* Prompt
Pick out every line holding the string "library" and copy it.

# Start of Provided records

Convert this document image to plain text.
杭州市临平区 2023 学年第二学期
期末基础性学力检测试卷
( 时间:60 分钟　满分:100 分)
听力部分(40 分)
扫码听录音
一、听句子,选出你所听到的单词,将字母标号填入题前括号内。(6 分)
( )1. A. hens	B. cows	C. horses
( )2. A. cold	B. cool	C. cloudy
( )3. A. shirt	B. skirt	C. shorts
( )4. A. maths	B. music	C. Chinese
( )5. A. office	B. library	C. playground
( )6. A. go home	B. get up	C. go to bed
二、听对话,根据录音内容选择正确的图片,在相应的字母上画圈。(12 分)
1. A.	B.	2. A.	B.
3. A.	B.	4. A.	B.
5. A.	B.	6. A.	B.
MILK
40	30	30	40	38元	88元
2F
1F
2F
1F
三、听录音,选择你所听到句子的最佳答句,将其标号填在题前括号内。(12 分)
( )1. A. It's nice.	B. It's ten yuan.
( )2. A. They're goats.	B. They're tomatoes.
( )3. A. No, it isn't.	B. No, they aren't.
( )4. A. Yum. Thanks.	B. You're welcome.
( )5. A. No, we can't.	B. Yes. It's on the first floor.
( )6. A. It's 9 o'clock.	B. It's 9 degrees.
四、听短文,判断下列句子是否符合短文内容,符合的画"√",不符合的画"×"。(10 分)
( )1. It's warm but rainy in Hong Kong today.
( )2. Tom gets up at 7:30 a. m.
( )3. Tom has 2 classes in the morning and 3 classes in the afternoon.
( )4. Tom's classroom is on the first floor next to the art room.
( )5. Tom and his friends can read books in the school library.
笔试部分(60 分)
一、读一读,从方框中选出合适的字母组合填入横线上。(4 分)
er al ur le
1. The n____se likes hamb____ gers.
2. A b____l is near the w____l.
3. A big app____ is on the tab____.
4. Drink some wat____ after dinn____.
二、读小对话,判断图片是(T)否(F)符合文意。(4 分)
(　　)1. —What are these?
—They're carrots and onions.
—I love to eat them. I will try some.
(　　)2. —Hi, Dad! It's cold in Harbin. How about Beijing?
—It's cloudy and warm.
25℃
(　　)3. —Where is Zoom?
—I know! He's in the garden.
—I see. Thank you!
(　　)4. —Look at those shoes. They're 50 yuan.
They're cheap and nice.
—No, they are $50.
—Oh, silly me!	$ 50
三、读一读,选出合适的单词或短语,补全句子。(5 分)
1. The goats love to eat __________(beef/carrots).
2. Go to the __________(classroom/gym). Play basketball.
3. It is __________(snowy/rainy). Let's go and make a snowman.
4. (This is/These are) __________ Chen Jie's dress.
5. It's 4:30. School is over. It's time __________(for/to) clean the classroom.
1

# End of Provided records
# Start of Provided records

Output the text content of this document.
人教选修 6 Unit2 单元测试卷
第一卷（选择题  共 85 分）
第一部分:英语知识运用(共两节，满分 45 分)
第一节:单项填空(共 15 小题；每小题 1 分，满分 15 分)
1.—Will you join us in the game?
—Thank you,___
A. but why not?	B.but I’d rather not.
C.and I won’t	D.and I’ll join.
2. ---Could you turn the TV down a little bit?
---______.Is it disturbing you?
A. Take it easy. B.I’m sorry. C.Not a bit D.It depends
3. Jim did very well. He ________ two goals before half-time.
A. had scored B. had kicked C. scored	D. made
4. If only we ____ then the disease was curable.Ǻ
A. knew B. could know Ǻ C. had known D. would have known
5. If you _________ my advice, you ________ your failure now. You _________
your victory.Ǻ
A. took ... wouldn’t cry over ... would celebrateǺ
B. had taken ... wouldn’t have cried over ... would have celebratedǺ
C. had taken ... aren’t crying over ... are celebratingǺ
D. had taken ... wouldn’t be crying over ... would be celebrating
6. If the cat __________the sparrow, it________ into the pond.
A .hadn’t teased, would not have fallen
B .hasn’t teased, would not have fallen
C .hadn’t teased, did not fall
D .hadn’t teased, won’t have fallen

# End of Provided records

* Task response
( )5. A. office	B. library	C. playground
( )5. Tom and his friends can read books in the school library.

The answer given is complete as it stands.